**SET EXERCISE:**
Return all of the data exactly, with nothing left out but the pictures.
─── INPUT ROWS ───
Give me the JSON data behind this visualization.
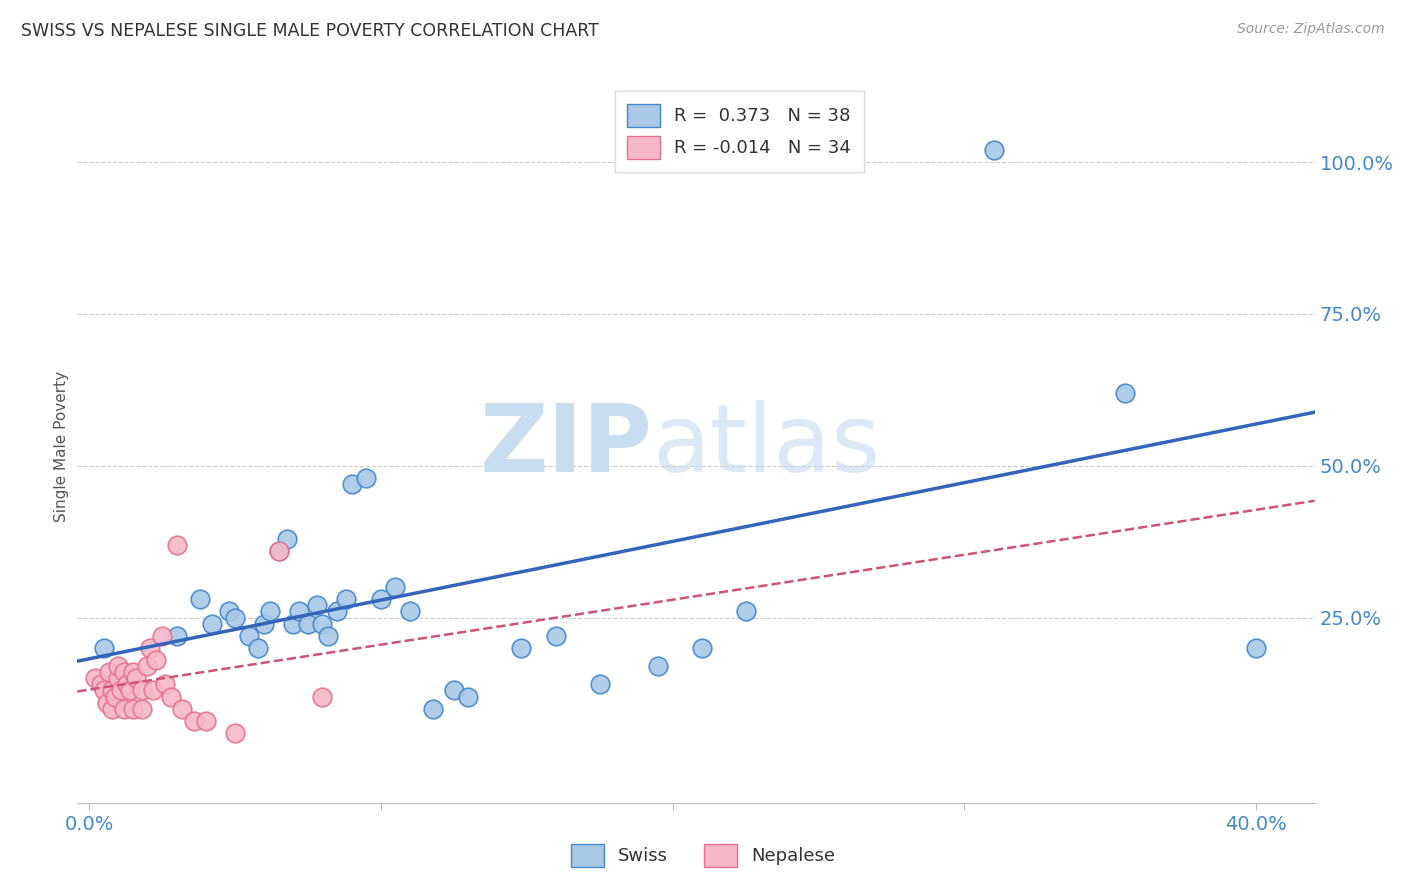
{
  "title": "SWISS VS NEPALESE SINGLE MALE POVERTY CORRELATION CHART",
  "source": "Source: ZipAtlas.com",
  "ylabel": "Single Male Poverty",
  "ytick_labels": [
    "100.0%",
    "75.0%",
    "50.0%",
    "25.0%"
  ],
  "ytick_values": [
    1.0,
    0.75,
    0.5,
    0.25
  ],
  "xlim": [
    -0.004,
    0.42
  ],
  "ylim": [
    -0.055,
    1.12
  ],
  "swiss_color": "#a8c8e8",
  "swiss_edge_color": "#4488cc",
  "nepalese_color": "#f4b8c8",
  "nepalese_edge_color": "#e87090",
  "swiss_line_color": "#3366bb",
  "nepalese_line_color": "#cc5577",
  "swiss_R": 0.373,
  "swiss_N": 38,
  "nepalese_R": -0.014,
  "nepalese_N": 34,
  "watermark_zip": "ZIP",
  "watermark_atlas": "atlas",
  "swiss_x": [
    0.005,
    0.03,
    0.038,
    0.042,
    0.048,
    0.05,
    0.055,
    0.058,
    0.06,
    0.062,
    0.065,
    0.068,
    0.07,
    0.072,
    0.075,
    0.078,
    0.08,
    0.082,
    0.085,
    0.088,
    0.09,
    0.095,
    0.1,
    0.105,
    0.11,
    0.118,
    0.125,
    0.13,
    0.148,
    0.16,
    0.175,
    0.195,
    0.21,
    0.225,
    0.26,
    0.31,
    0.355,
    0.4
  ],
  "swiss_y": [
    0.2,
    0.22,
    0.28,
    0.24,
    0.26,
    0.25,
    0.22,
    0.2,
    0.24,
    0.26,
    0.36,
    0.38,
    0.24,
    0.26,
    0.24,
    0.27,
    0.24,
    0.22,
    0.26,
    0.28,
    0.47,
    0.48,
    0.28,
    0.3,
    0.26,
    0.1,
    0.13,
    0.12,
    0.2,
    0.22,
    0.14,
    0.17,
    0.2,
    0.26,
    1.0,
    1.02,
    0.62,
    0.2
  ],
  "nepalese_x": [
    0.002,
    0.004,
    0.005,
    0.006,
    0.007,
    0.008,
    0.008,
    0.009,
    0.01,
    0.01,
    0.011,
    0.012,
    0.012,
    0.013,
    0.014,
    0.015,
    0.015,
    0.016,
    0.018,
    0.018,
    0.02,
    0.021,
    0.022,
    0.023,
    0.025,
    0.026,
    0.028,
    0.03,
    0.032,
    0.036,
    0.04,
    0.05,
    0.065,
    0.08
  ],
  "nepalese_y": [
    0.15,
    0.14,
    0.13,
    0.11,
    0.16,
    0.13,
    0.1,
    0.12,
    0.15,
    0.17,
    0.13,
    0.1,
    0.16,
    0.14,
    0.13,
    0.1,
    0.16,
    0.15,
    0.1,
    0.13,
    0.17,
    0.2,
    0.13,
    0.18,
    0.22,
    0.14,
    0.12,
    0.37,
    0.1,
    0.08,
    0.08,
    0.06,
    0.36,
    0.12
  ],
  "grid_color": "#cccccc",
  "background_color": "#ffffff",
  "title_color": "#333333",
  "tick_color": "#4488cc"
}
───
**ANSWER TO THE EXERCISE:**
Give me the JSON data behind this visualization.
{
  "title": "SWISS VS NEPALESE SINGLE MALE POVERTY CORRELATION CHART",
  "source": "Source: ZipAtlas.com",
  "ylabel": "Single Male Poverty",
  "ytick_labels": [
    "100.0%",
    "75.0%",
    "50.0%",
    "25.0%"
  ],
  "ytick_values": [
    1.0,
    0.75,
    0.5,
    0.25
  ],
  "xlim": [
    -0.004,
    0.42
  ],
  "ylim": [
    -0.055,
    1.12
  ],
  "swiss_color": "#a8c8e8",
  "swiss_edge_color": "#4488cc",
  "nepalese_color": "#f4b8c8",
  "nepalese_edge_color": "#e87090",
  "swiss_line_color": "#3366bb",
  "nepalese_line_color": "#cc5577",
  "swiss_R": 0.373,
  "swiss_N": 38,
  "nepalese_R": -0.014,
  "nepalese_N": 34,
  "watermark_zip": "ZIP",
  "watermark_atlas": "atlas",
  "swiss_x": [
    0.005,
    0.03,
    0.038,
    0.042,
    0.048,
    0.05,
    0.055,
    0.058,
    0.06,
    0.062,
    0.065,
    0.068,
    0.07,
    0.072,
    0.075,
    0.078,
    0.08,
    0.082,
    0.085,
    0.088,
    0.09,
    0.095,
    0.1,
    0.105,
    0.11,
    0.118,
    0.125,
    0.13,
    0.148,
    0.16,
    0.175,
    0.195,
    0.21,
    0.225,
    0.26,
    0.31,
    0.355,
    0.4
  ],
  "swiss_y": [
    0.2,
    0.22,
    0.28,
    0.24,
    0.26,
    0.25,
    0.22,
    0.2,
    0.24,
    0.26,
    0.36,
    0.38,
    0.24,
    0.26,
    0.24,
    0.27,
    0.24,
    0.22,
    0.26,
    0.28,
    0.47,
    0.48,
    0.28,
    0.3,
    0.26,
    0.1,
    0.13,
    0.12,
    0.2,
    0.22,
    0.14,
    0.17,
    0.2,
    0.26,
    1.0,
    1.02,
    0.62,
    0.2
  ],
  "nepalese_x": [
    0.002,
    0.004,
    0.005,
    0.006,
    0.007,
    0.008,
    0.008,
    0.009,
    0.01,
    0.01,
    0.011,
    0.012,
    0.012,
    0.013,
    0.014,
    0.015,
    0.015,
    0.016,
    0.018,
    0.018,
    0.02,
    0.021,
    0.022,
    0.023,
    0.025,
    0.026,
    0.028,
    0.03,
    0.032,
    0.036,
    0.04,
    0.05,
    0.065,
    0.08
  ],
  "nepalese_y": [
    0.15,
    0.14,
    0.13,
    0.11,
    0.16,
    0.13,
    0.1,
    0.12,
    0.15,
    0.17,
    0.13,
    0.1,
    0.16,
    0.14,
    0.13,
    0.1,
    0.16,
    0.15,
    0.1,
    0.13,
    0.17,
    0.2,
    0.13,
    0.18,
    0.22,
    0.14,
    0.12,
    0.37,
    0.1,
    0.08,
    0.08,
    0.06,
    0.36,
    0.12
  ],
  "grid_color": "#cccccc",
  "background_color": "#ffffff",
  "title_color": "#333333",
  "tick_color": "#4488cc"
}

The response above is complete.